YOUR INSTRUCTIONS:
Your task is to copy each line that has the word "upper".

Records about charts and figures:
━━━━━━
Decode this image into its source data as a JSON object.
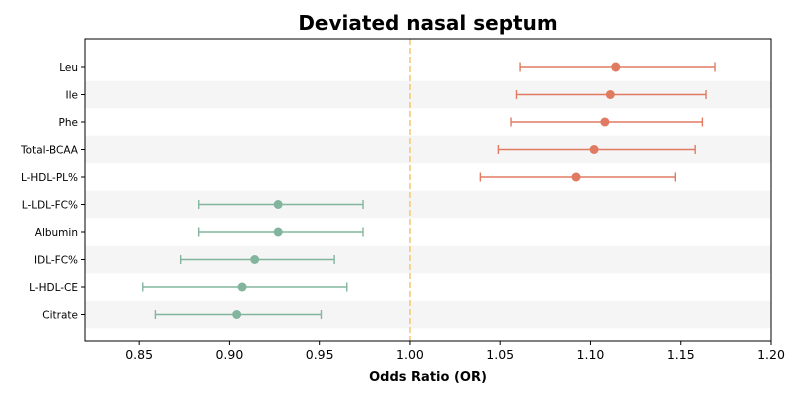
{
  "chart_data": {
    "type": "forest",
    "title": "Deviated nasal septum",
    "xlabel": "Odds Ratio (OR)",
    "xlim": [
      0.82,
      1.2
    ],
    "xticks": [
      "0.85",
      "0.90",
      "0.95",
      "1.00",
      "1.05",
      "1.10",
      "1.15",
      "1.20"
    ],
    "reference_line": 1.0,
    "row_banding": true,
    "colors": {
      "risk": "#e07b62",
      "protective": "#83b59e",
      "reference": "#f5c56e",
      "band": "#f5f5f5"
    },
    "points": [
      {
        "label": "Leu",
        "or": 1.114,
        "lower": 1.061,
        "upper": 1.169,
        "group": "risk"
      },
      {
        "label": "Ile",
        "or": 1.111,
        "lower": 1.059,
        "upper": 1.164,
        "group": "risk"
      },
      {
        "label": "Phe",
        "or": 1.108,
        "lower": 1.056,
        "upper": 1.162,
        "group": "risk"
      },
      {
        "label": "Total-BCAA",
        "or": 1.102,
        "lower": 1.049,
        "upper": 1.158,
        "group": "risk"
      },
      {
        "label": "L-HDL-PL%",
        "or": 1.092,
        "lower": 1.039,
        "upper": 1.147,
        "group": "risk"
      },
      {
        "label": "L-LDL-FC%",
        "or": 0.927,
        "lower": 0.883,
        "upper": 0.974,
        "group": "protective"
      },
      {
        "label": "Albumin",
        "or": 0.927,
        "lower": 0.883,
        "upper": 0.974,
        "group": "protective"
      },
      {
        "label": "IDL-FC%",
        "or": 0.914,
        "lower": 0.873,
        "upper": 0.958,
        "group": "protective"
      },
      {
        "label": "L-HDL-CE",
        "or": 0.907,
        "lower": 0.852,
        "upper": 0.965,
        "group": "protective"
      },
      {
        "label": "Citrate",
        "or": 0.904,
        "lower": 0.859,
        "upper": 0.951,
        "group": "protective"
      }
    ]
  }
}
━━━━━━
REPLY TO THE EXERCISE:
        "upper": 1.169,
        "upper": 1.164,
        "upper": 1.162,
        "upper": 1.158,
        "upper": 1.147,
        "upper": 0.974,
        "upper": 0.974,
        "upper": 0.958,
        "upper": 0.965,
        "upper": 0.951,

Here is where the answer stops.